→ Task: Go through the entries below and copy each line containing the word "Average".

——————

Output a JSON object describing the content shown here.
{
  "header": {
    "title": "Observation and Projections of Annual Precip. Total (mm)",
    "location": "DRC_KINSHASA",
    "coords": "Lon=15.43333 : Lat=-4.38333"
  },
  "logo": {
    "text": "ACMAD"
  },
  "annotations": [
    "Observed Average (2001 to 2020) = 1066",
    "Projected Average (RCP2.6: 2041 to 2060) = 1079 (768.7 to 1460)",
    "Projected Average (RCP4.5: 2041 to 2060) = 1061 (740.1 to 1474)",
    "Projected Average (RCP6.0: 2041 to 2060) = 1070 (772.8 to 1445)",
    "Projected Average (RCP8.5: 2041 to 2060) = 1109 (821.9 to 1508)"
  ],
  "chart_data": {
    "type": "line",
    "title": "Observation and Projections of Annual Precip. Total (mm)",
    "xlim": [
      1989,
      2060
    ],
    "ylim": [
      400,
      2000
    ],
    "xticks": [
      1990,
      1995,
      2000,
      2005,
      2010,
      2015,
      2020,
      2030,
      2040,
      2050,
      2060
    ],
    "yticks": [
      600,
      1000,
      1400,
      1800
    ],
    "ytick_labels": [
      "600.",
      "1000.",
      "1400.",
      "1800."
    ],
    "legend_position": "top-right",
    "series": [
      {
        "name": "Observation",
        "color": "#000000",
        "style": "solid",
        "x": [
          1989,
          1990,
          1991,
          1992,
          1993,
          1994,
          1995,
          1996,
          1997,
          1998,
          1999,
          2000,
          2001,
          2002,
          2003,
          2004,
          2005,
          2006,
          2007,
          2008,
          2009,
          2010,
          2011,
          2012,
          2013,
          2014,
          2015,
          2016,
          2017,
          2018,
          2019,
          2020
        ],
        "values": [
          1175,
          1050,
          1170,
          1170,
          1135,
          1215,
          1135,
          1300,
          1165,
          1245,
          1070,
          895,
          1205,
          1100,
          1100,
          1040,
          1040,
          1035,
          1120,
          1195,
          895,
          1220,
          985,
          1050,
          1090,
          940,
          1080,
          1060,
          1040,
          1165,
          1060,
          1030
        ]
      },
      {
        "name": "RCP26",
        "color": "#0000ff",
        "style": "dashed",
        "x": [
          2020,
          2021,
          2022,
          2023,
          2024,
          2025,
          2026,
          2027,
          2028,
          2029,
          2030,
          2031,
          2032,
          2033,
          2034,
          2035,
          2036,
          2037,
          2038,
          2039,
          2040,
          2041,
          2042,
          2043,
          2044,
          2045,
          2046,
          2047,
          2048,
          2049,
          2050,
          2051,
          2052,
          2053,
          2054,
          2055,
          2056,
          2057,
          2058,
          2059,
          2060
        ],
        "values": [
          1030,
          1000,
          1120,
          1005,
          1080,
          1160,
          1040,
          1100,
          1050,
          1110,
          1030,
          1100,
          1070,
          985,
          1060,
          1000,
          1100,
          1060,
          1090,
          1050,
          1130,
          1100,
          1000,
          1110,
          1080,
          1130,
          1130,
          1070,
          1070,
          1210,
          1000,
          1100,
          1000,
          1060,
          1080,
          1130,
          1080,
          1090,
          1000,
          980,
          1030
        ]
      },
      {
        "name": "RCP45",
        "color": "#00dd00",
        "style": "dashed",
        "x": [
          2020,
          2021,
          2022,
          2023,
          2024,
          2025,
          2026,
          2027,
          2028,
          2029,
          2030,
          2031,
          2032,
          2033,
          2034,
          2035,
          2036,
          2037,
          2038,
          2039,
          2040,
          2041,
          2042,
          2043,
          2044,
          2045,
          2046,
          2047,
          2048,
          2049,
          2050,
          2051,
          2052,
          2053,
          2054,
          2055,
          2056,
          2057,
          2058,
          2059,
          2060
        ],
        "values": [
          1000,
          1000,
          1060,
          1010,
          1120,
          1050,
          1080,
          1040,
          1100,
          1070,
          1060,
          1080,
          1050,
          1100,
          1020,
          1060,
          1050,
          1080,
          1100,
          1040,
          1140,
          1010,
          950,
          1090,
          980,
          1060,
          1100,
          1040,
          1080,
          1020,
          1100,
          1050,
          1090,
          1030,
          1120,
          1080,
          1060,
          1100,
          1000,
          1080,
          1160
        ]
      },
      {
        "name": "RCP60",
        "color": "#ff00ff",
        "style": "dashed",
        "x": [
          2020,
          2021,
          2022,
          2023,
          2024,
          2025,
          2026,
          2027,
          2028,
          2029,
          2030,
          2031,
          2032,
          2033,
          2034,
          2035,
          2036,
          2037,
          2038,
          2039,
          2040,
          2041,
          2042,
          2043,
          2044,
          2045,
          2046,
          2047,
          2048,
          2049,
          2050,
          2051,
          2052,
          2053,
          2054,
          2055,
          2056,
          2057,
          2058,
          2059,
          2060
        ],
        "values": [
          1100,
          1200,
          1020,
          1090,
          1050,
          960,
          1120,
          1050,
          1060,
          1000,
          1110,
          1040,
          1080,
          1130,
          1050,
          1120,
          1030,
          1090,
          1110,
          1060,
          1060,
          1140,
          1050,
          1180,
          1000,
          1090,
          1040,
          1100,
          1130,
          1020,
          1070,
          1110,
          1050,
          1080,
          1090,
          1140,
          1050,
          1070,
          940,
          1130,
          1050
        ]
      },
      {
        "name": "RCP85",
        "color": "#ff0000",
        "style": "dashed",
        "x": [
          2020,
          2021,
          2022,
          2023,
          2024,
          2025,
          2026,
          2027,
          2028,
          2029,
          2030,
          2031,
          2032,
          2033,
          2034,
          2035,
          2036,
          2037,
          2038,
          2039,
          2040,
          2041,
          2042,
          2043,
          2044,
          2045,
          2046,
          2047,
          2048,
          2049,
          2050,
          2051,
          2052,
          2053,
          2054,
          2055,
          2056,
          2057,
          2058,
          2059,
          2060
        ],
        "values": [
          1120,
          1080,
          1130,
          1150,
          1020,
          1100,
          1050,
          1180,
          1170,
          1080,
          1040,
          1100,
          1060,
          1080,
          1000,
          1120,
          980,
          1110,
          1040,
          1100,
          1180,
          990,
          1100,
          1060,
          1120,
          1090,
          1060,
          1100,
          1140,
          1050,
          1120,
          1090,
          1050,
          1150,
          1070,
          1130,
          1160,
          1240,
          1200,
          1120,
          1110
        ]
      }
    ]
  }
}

——————

→ Result of the task:
    "Observed Average (2001 to 2020) = 1066",
    "Projected Average (RCP2.6: 2041 to 2060) = 1079 (768.7 to 1460)",
    "Projected Average (RCP4.5: 2041 to 2060) = 1061 (740.1 to 1474)",
    "Projected Average (RCP6.0: 2041 to 2060) = 1070 (772.8 to 1445)",
    "Projected Average (RCP8.5: 2041 to 2060) = 1109 (821.9 to 1508)"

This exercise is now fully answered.